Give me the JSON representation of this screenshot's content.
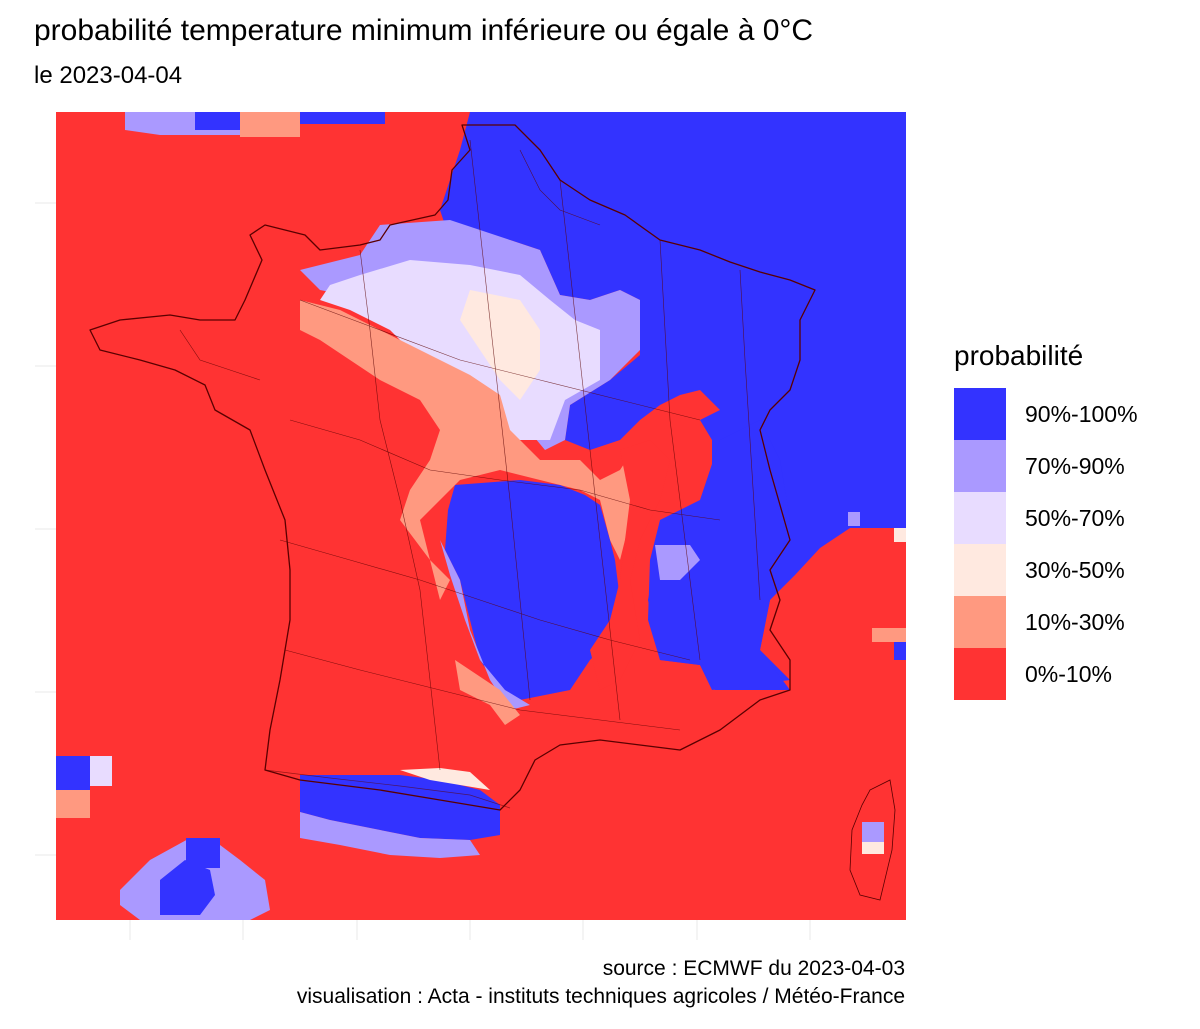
{
  "title": "probabilité temperature minimum inférieure ou égale à 0°C",
  "subtitle": "le 2023-04-04",
  "legend": {
    "title": "probabilité",
    "items": [
      {
        "label": "90%-100%",
        "color": "#3333ff"
      },
      {
        "label": "70%-90%",
        "color": "#aa99ff"
      },
      {
        "label": "50%-70%",
        "color": "#e8dcff"
      },
      {
        "label": "30%-50%",
        "color": "#ffe9e0"
      },
      {
        "label": "10%-30%",
        "color": "#ff9980"
      },
      {
        "label": "0%-10%",
        "color": "#ff3333"
      }
    ]
  },
  "caption": {
    "source": "source : ECMWF du 2023-04-03",
    "credit": "visualisation : Acta - instituts techniques agricoles / Météo-France"
  },
  "map": {
    "background_color": "#ff3333",
    "boundary_color": "#5a0000",
    "blue_zones": [
      "nord-est",
      "massif-central",
      "alpes",
      "pyrenees",
      "sierra-nevada",
      "pays-bas"
    ]
  }
}
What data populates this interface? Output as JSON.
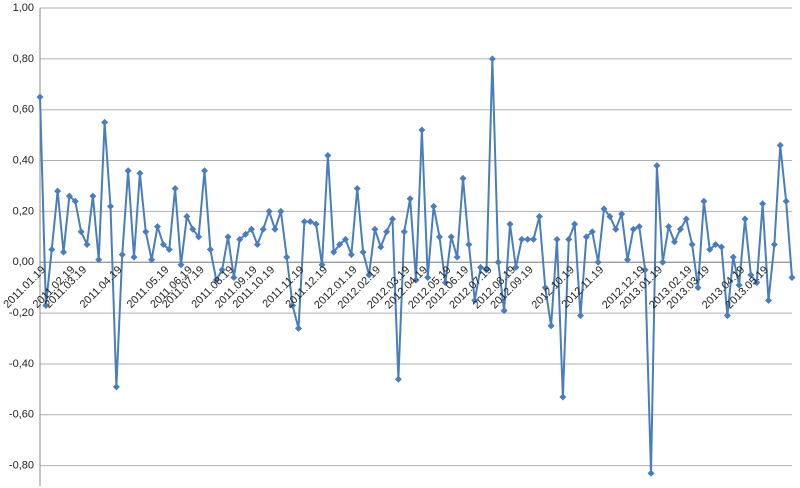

======

## Stated goal
The records above must be printed exactly; the pictures stay out.

## Result for this exercise
Give me the JSON representation of this screenshot's content.
{
  "title": "probabilité temperature minimum inférieure ou égale à 0°C",
  "subtitle": "le 2023-04-04",
  "legend": {
    "title": "probabilité",
    "items": [
      {
        "label": "90%-100%",
        "color": "#3333ff"
      },
      {
        "label": "70%-90%",
        "color": "#aa99ff"
      },
      {
        "label": "50%-70%",
        "color": "#e8dcff"
      },
      {
        "label": "30%-50%",
        "color": "#ffe9e0"
      },
      {
        "label": "10%-30%",
        "color": "#ff9980"
      },
      {
        "label": "0%-10%",
        "color": "#ff3333"
      }
    ]
  },
  "caption": {
    "source": "source : ECMWF du 2023-04-03",
    "credit": "visualisation : Acta - instituts techniques agricoles / Météo-France"
  },
  "map": {
    "background_color": "#ff3333",
    "boundary_color": "#5a0000",
    "blue_zones": [
      "nord-est",
      "massif-central",
      "alpes",
      "pyrenees",
      "sierra-nevada",
      "pays-bas"
    ]
  }
}
What data populates this interface? Output as JSON.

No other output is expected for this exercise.